• Text shown:
** BEGIN **
Home > OS >  Query database of events to find only events meeting parameters
Query database of events to find only events meeting parameters

Time:07-04

I have a dataset [Table_1] that records all events on a new row, meaning there are multiple entries for each customer_id. The structure is this;

customer_id recorded_at event_type value
123-456-789 2022-05-28 status open
123-456-789 2022-06-01 attribute order_placed
123-456-789 2022-06-02 attribute order_fulfilled
123-456-789 2022-06-04 status closed
123-456-789 2022-06-05 attribute order_placed
123-456-789 2022-06-07 attribute order_fulfilled
123-456-789 2022-06-10 status open
123-456-789 2022-06-11 attribute order_placed
123-456-789 2022-06-12 attribute order_fulfilled
123-456-789 2022-06-15 attribute order_placed
123-456-789 2022-06-17 attribute order_fulfilled
987-654-321 2022-06-12 status open
987-654-321 2022-06-15 attribute order_placed
987-654-321 2022-06-17 attribute order_fulfilled
987-654-321 2022-06-17 status closed

What I'm trying to do is write a query that returns the dates of the two attributes, order_placed and order_fulfilled after the last time the status went open. My approach is to query the dataset three times, first for all customers who went open, then returning the dates when the attributes are order_placed and order_cancelled, however I'm running into issues in returning all instances where the attributes are order_placed and order_fulfilled, not just the most recent one.

With d1 as (Select customer_id,recorded_at as open_time from Table_1 where event_type = 'status' and value = 'open')

Select d1.customer_id,
d1.open_time,
order_placed.order_placed_time,
order_fulfilled.order_filled_time

from d1

left join (Select customer_id,max(recorded_at) as order_placed_time from Table_1 where event_type = 'attribute' and value = 'order_placed') order_placed
on d1.customer_id = order_placed.customer_id and order_placed.order_placed_time > d1.open_time

left join (Select customer_id,max(recorded_at) as order_fulfilled_time from Table_1 where event_type = 'attribute' and value = 'order_fulfilled') order_filled
on d1.customer_id = order_filled.customer_id and order_filled.order_fulfilled_time > d1.open_time

where order_filled.order_fulfilled_time > order_placed.order_placed_time

However, this only returns the last time an order was placed and fulfilled after the status = open, not every instance where that happened. The output I am going for would look like:

customer_id open_time order_placed_time order_filled_time
123-456-789 2022-05-28 2022-06-01 2022-06-01
123-456-789 2022-06-10 2022-06-11 2022-06-12
123-456-789 2022-06-10 2022-06-15 2022-06-17
987-654-321 2022-06-12 2022-06-15 2022-06-17

CodePudding user response:

One option to solve this problem is following these steps:

  • keep all rows found between an open and an end, hence remove the end and the others
  • assign a unique id to different couples of ("order_placed","order_fulfilled")
** END **
Listings of boxed layout items:
** BEGIN **
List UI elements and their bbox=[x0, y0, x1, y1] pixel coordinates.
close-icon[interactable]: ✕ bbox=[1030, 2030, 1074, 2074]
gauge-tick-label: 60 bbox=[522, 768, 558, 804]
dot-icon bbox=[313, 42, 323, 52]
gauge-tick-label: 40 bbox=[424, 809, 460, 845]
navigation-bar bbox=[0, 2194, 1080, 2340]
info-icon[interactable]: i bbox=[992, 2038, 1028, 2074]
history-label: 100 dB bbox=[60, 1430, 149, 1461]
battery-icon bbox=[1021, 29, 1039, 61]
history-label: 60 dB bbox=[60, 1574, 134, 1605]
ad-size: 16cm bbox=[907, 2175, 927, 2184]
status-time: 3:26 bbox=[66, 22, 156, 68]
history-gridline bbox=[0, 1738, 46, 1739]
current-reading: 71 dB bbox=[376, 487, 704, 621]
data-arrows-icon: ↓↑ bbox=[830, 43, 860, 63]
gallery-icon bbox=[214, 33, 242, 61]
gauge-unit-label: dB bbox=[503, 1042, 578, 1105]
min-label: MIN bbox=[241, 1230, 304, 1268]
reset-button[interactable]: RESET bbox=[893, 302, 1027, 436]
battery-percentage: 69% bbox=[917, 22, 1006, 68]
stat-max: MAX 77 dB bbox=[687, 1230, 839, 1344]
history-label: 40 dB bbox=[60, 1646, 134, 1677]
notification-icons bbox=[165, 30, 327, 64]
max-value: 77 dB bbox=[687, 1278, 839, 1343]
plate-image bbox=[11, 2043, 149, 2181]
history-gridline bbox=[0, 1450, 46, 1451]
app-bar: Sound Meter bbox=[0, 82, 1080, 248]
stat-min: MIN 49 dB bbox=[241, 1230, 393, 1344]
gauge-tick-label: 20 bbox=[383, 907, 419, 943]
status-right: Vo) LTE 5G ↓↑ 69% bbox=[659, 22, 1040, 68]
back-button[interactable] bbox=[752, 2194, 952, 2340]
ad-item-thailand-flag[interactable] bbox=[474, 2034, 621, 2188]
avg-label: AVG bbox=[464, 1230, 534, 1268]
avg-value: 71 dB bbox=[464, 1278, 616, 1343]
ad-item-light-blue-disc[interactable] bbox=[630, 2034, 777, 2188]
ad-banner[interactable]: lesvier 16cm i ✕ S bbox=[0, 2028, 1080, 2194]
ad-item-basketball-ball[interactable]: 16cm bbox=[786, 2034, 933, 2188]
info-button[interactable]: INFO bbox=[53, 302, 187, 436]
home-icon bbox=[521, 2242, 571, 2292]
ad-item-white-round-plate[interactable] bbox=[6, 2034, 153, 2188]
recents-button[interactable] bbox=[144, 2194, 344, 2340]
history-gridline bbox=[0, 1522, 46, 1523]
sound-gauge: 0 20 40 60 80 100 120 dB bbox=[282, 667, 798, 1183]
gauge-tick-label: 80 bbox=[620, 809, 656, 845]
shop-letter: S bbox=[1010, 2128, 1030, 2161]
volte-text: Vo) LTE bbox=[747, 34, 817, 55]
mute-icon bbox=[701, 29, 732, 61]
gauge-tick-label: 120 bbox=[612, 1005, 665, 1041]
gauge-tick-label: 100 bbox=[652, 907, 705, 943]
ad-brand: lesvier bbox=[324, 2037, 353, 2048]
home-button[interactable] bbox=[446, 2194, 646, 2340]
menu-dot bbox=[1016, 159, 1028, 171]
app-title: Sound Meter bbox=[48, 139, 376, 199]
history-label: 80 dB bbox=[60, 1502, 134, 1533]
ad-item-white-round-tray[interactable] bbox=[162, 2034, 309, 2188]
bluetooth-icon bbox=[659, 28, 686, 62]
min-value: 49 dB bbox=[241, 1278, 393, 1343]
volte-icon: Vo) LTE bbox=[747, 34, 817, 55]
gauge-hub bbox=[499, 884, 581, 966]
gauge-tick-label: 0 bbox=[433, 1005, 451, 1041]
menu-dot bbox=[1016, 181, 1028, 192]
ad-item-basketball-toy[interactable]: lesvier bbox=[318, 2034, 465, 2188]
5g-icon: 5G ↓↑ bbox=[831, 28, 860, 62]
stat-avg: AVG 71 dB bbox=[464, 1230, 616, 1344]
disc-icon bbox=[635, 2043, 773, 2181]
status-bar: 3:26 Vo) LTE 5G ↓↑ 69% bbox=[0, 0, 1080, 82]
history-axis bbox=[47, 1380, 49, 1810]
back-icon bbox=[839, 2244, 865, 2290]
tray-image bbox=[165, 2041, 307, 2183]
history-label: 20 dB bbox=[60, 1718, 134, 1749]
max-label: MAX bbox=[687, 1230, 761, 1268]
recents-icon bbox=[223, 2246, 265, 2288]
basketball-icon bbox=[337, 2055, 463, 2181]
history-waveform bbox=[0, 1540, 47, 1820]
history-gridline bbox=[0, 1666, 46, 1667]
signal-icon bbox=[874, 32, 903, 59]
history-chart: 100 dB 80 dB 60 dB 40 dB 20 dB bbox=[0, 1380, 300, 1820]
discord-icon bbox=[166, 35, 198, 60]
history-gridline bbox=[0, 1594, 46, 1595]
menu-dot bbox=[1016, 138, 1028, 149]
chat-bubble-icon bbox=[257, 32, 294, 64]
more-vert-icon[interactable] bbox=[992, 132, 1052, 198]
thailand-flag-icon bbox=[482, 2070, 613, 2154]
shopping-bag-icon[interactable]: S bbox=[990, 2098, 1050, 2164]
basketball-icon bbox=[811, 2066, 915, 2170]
** END **
• Tasks to carry out:
**1.** In the forum thread about querying the events table, which two event_type values appear in the dataset?
**2.** Revise the records from their first line through the line containing "back-button[interactable] bbox=[752, 2194, 952, 2340]", changing "history-gridline" to "chart-gridline" and leaving everything else the same. Return only those lines.

• Results of the tasks:
**1.** status and attribute

**2.**
List UI elements and their bbox=[x0, y0, x1, y1] pixel coordinates.
close-icon[interactable]: ✕ bbox=[1030, 2030, 1074, 2074]
gauge-tick-label: 60 bbox=[522, 768, 558, 804]
dot-icon bbox=[313, 42, 323, 52]
gauge-tick-label: 40 bbox=[424, 809, 460, 845]
navigation-bar bbox=[0, 2194, 1080, 2340]
info-icon[interactable]: i bbox=[992, 2038, 1028, 2074]
history-label: 100 dB bbox=[60, 1430, 149, 1461]
battery-icon bbox=[1021, 29, 1039, 61]
history-label: 60 dB bbox=[60, 1574, 134, 1605]
ad-size: 16cm bbox=[907, 2175, 927, 2184]
status-time: 3:26 bbox=[66, 22, 156, 68]
chart-gridline bbox=[0, 1738, 46, 1739]
current-reading: 71 dB bbox=[376, 487, 704, 621]
data-arrows-icon: ↓↑ bbox=[830, 43, 860, 63]
gallery-icon bbox=[214, 33, 242, 61]
gauge-unit-label: dB bbox=[503, 1042, 578, 1105]
min-label: MIN bbox=[241, 1230, 304, 1268]
reset-button[interactable]: RESET bbox=[893, 302, 1027, 436]
battery-percentage: 69% bbox=[917, 22, 1006, 68]
stat-max: MAX 77 dB bbox=[687, 1230, 839, 1344]
history-label: 40 dB bbox=[60, 1646, 134, 1677]
notification-icons bbox=[165, 30, 327, 64]
max-value: 77 dB bbox=[687, 1278, 839, 1343]
plate-image bbox=[11, 2043, 149, 2181]
chart-gridline bbox=[0, 1450, 46, 1451]
app-bar: Sound Meter bbox=[0, 82, 1080, 248]
stat-min: MIN 49 dB bbox=[241, 1230, 393, 1344]
gauge-tick-label: 20 bbox=[383, 907, 419, 943]
status-right: Vo) LTE 5G ↓↑ 69% bbox=[659, 22, 1040, 68]
back-button[interactable] bbox=[752, 2194, 952, 2340]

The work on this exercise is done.